**Set task:**
Restate the entire listing word for word.

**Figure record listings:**

--------------------------------------------------

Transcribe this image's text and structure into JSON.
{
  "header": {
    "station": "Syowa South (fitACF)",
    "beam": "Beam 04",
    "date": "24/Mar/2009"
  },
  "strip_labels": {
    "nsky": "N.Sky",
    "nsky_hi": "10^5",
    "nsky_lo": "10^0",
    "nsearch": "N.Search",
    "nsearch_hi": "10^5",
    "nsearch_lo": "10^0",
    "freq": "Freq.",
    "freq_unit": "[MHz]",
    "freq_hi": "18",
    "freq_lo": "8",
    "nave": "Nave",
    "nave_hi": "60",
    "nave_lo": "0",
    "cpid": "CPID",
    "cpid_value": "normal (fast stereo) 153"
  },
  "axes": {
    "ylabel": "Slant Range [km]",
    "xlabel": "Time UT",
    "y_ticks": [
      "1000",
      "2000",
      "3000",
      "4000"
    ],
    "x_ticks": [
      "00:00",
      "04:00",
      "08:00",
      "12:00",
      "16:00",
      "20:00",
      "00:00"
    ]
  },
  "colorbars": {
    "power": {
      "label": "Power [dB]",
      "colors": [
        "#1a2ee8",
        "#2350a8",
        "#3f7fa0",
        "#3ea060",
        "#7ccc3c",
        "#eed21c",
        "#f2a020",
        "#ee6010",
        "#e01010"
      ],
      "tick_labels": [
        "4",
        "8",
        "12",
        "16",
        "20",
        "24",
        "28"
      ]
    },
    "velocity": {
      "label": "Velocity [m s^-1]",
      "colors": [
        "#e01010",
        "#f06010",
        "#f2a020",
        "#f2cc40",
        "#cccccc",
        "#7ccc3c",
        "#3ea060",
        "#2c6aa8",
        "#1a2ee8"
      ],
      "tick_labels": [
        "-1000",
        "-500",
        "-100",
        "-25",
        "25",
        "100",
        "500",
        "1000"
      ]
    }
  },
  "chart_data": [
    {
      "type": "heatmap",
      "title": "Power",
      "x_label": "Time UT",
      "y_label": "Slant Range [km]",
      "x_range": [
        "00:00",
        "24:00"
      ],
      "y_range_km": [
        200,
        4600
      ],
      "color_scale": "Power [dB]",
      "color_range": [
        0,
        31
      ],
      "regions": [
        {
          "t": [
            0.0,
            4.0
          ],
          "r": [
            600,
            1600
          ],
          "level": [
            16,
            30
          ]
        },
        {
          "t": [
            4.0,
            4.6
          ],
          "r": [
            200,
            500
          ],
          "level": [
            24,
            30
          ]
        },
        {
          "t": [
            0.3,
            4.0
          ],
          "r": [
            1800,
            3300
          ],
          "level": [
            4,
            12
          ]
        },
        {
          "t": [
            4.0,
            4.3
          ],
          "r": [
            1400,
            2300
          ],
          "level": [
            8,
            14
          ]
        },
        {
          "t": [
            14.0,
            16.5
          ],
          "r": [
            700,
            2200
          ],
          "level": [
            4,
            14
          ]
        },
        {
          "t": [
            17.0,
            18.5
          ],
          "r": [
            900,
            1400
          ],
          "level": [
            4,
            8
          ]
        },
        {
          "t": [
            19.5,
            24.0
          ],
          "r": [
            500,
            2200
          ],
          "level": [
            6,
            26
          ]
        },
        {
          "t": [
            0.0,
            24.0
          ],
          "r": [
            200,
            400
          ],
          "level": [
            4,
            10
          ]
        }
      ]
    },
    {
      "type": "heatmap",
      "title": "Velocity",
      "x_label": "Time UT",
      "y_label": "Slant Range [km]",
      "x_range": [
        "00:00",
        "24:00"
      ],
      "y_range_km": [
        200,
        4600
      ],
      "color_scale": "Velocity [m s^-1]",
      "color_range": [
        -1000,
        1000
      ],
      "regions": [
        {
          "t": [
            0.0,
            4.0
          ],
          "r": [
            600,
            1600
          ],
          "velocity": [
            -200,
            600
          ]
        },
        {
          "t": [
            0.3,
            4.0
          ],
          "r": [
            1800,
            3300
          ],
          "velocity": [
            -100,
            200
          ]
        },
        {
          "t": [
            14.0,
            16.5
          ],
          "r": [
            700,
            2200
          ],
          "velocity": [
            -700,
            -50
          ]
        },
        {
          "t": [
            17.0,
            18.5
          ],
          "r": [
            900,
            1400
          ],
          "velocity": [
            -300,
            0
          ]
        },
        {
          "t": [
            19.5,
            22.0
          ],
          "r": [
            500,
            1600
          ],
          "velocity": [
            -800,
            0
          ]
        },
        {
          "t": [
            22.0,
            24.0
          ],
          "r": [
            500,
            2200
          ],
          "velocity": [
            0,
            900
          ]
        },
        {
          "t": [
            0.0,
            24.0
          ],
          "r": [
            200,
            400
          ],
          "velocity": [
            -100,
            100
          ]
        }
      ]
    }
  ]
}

--------------------------------------------------

**Solved problem:**
Transcribe this image's text and structure into JSON.
{
  "header": {
    "station": "Syowa South (fitACF)",
    "beam": "Beam 04",
    "date": "24/Mar/2009"
  },
  "strip_labels": {
    "nsky": "N.Sky",
    "nsky_hi": "10^5",
    "nsky_lo": "10^0",
    "nsearch": "N.Search",
    "nsearch_hi": "10^5",
    "nsearch_lo": "10^0",
    "freq": "Freq.",
    "freq_unit": "[MHz]",
    "freq_hi": "18",
    "freq_lo": "8",
    "nave": "Nave",
    "nave_hi": "60",
    "nave_lo": "0",
    "cpid": "CPID",
    "cpid_value": "normal (fast stereo) 153"
  },
  "axes": {
    "ylabel": "Slant Range [km]",
    "xlabel": "Time UT",
    "y_ticks": [
      "1000",
      "2000",
      "3000",
      "4000"
    ],
    "x_ticks": [
      "00:00",
      "04:00",
      "08:00",
      "12:00",
      "16:00",
      "20:00",
      "00:00"
    ]
  },
  "colorbars": {
    "power": {
      "label": "Power [dB]",
      "colors": [
        "#1a2ee8",
        "#2350a8",
        "#3f7fa0",
        "#3ea060",
        "#7ccc3c",
        "#eed21c",
        "#f2a020",
        "#ee6010",
        "#e01010"
      ],
      "tick_labels": [
        "4",
        "8",
        "12",
        "16",
        "20",
        "24",
        "28"
      ]
    },
    "velocity": {
      "label": "Velocity [m s^-1]",
      "colors": [
        "#e01010",
        "#f06010",
        "#f2a020",
        "#f2cc40",
        "#cccccc",
        "#7ccc3c",
        "#3ea060",
        "#2c6aa8",
        "#1a2ee8"
      ],
      "tick_labels": [
        "-1000",
        "-500",
        "-100",
        "-25",
        "25",
        "100",
        "500",
        "1000"
      ]
    }
  },
  "chart_data": [
    {
      "type": "heatmap",
      "title": "Power",
      "x_label": "Time UT",
      "y_label": "Slant Range [km]",
      "x_range": [
        "00:00",
        "24:00"
      ],
      "y_range_km": [
        200,
        4600
      ],
      "color_scale": "Power [dB]",
      "color_range": [
        0,
        31
      ],
      "regions": [
        {
          "t": [
            0.0,
            4.0
          ],
          "r": [
            600,
            1600
          ],
          "level": [
            16,
            30
          ]
        },
        {
          "t": [
            4.0,
            4.6
          ],
          "r": [
            200,
            500
          ],
          "level": [
            24,
            30
          ]
        },
        {
          "t": [
            0.3,
            4.0
          ],
          "r": [
            1800,
            3300
          ],
          "level": [
            4,
            12
          ]
        },
        {
          "t": [
            4.0,
            4.3
          ],
          "r": [
            1400,
            2300
          ],
          "level": [
            8,
            14
          ]
        },
        {
          "t": [
            14.0,
            16.5
          ],
          "r": [
            700,
            2200
          ],
          "level": [
            4,
            14
          ]
        },
        {
          "t": [
            17.0,
            18.5
          ],
          "r": [
            900,
            1400
          ],
          "level": [
            4,
            8
          ]
        },
        {
          "t": [
            19.5,
            24.0
          ],
          "r": [
            500,
            2200
          ],
          "level": [
            6,
            26
          ]
        },
        {
          "t": [
            0.0,
            24.0
          ],
          "r": [
            200,
            400
          ],
          "level": [
            4,
            10
          ]
        }
      ]
    },
    {
      "type": "heatmap",
      "title": "Velocity",
      "x_label": "Time UT",
      "y_label": "Slant Range [km]",
      "x_range": [
        "00:00",
        "24:00"
      ],
      "y_range_km": [
        200,
        4600
      ],
      "color_scale": "Velocity [m s^-1]",
      "color_range": [
        -1000,
        1000
      ],
      "regions": [
        {
          "t": [
            0.0,
            4.0
          ],
          "r": [
            600,
            1600
          ],
          "velocity": [
            -200,
            600
          ]
        },
        {
          "t": [
            0.3,
            4.0
          ],
          "r": [
            1800,
            3300
          ],
          "velocity": [
            -100,
            200
          ]
        },
        {
          "t": [
            14.0,
            16.5
          ],
          "r": [
            700,
            2200
          ],
          "velocity": [
            -700,
            -50
          ]
        },
        {
          "t": [
            17.0,
            18.5
          ],
          "r": [
            900,
            1400
          ],
          "velocity": [
            -300,
            0
          ]
        },
        {
          "t": [
            19.5,
            22.0
          ],
          "r": [
            500,
            1600
          ],
          "velocity": [
            -800,
            0
          ]
        },
        {
          "t": [
            22.0,
            24.0
          ],
          "r": [
            500,
            2200
          ],
          "velocity": [
            0,
            900
          ]
        },
        {
          "t": [
            0.0,
            24.0
          ],
          "r": [
            200,
            400
          ],
          "velocity": [
            -100,
            100
          ]
        }
      ]
    }
  ]
}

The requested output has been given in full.